Scan the material below for the string "SDTVAR", and copy every line where it shows up.

-- start Supplied entries --

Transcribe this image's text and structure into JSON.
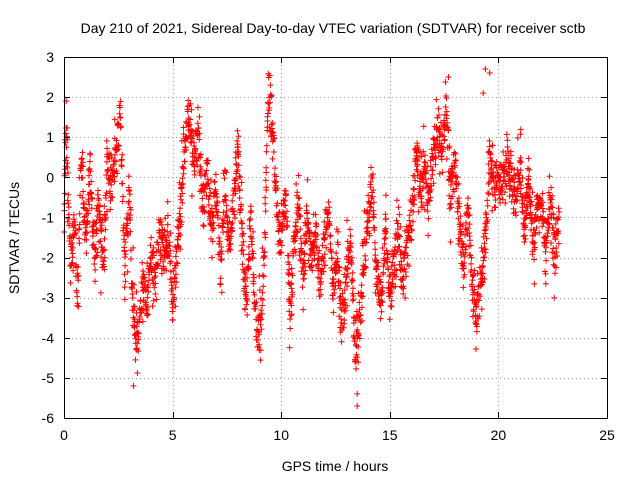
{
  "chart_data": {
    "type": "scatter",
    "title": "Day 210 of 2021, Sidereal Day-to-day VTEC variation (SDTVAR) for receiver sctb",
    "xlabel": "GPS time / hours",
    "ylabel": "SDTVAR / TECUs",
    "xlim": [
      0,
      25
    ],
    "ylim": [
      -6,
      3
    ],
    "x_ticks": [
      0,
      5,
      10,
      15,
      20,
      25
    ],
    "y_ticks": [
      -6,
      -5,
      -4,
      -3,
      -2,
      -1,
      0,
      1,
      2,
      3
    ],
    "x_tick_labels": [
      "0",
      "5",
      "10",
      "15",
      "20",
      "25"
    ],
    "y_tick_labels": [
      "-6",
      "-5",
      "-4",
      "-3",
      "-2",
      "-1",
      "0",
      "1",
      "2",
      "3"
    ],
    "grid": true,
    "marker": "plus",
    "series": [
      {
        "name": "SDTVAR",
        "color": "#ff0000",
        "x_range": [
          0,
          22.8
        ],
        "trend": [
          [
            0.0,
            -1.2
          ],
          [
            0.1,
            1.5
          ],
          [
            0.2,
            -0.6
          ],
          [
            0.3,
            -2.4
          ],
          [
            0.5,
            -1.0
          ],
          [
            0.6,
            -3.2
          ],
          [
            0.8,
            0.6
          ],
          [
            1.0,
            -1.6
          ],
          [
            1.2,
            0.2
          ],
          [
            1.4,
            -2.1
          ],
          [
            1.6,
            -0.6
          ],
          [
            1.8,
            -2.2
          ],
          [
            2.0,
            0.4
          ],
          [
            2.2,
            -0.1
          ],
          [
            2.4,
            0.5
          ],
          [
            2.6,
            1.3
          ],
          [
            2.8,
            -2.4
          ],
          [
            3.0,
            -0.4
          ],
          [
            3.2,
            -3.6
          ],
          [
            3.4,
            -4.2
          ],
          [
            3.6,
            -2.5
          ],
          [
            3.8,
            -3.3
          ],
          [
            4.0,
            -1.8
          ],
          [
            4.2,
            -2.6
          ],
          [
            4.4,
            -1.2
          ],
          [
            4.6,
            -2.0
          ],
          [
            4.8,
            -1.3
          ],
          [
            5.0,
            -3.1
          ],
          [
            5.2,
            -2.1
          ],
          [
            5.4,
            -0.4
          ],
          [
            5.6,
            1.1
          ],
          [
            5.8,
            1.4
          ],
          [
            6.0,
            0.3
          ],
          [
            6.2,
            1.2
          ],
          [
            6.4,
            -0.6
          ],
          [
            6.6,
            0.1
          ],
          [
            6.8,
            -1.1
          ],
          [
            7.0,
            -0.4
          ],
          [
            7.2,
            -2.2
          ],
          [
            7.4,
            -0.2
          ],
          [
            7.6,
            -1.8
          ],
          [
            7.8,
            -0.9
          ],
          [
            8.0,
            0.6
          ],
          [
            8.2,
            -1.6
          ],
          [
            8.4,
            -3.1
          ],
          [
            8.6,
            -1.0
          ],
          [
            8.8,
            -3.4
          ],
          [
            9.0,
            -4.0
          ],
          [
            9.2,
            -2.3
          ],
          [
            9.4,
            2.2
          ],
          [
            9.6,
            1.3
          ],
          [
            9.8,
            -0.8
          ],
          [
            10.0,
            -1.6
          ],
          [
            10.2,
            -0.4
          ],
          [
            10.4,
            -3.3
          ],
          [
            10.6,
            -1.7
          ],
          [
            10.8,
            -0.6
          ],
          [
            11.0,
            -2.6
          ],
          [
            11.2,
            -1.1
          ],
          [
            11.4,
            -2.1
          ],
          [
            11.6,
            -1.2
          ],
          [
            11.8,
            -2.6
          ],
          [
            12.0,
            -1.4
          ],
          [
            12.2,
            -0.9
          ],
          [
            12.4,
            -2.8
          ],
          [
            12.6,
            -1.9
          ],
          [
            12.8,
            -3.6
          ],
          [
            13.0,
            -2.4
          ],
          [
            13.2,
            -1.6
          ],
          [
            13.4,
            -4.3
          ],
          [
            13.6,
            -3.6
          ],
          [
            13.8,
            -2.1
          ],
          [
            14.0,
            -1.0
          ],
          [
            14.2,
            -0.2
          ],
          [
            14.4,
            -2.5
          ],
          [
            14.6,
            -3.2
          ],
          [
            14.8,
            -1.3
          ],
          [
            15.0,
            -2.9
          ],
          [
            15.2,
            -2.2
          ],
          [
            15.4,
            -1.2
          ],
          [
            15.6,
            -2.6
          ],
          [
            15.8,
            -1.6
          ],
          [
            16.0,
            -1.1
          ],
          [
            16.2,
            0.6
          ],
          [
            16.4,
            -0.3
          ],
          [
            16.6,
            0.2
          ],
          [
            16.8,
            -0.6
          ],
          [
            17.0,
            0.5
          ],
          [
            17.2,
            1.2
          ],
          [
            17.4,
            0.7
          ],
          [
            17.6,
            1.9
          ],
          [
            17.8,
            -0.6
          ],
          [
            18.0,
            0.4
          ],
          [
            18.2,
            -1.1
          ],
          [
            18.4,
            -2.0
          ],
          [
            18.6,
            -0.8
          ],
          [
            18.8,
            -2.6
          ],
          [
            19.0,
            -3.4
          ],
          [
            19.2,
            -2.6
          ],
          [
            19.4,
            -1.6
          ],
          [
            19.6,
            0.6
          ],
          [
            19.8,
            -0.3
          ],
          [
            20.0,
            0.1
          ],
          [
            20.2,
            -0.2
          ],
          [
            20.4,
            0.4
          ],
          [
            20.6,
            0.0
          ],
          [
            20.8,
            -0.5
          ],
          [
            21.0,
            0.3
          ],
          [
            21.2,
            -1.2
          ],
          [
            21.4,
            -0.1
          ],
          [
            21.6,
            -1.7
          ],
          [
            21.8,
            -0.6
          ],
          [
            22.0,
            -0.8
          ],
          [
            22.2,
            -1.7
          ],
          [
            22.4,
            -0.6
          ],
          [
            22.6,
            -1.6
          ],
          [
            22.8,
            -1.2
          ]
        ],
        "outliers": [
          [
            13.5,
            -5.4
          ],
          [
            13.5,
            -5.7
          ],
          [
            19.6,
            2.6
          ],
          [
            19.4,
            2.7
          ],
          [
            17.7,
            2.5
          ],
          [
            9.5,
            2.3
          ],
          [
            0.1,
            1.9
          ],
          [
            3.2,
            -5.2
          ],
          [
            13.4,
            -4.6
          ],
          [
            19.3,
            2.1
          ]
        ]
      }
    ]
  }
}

-- end Supplied entries --

### [In response]
    "title": "Day 210 of 2021, Sidereal Day-to-day VTEC variation (SDTVAR) for receiver sctb",
    "ylabel": "SDTVAR / TECUs",
        "name": "SDTVAR",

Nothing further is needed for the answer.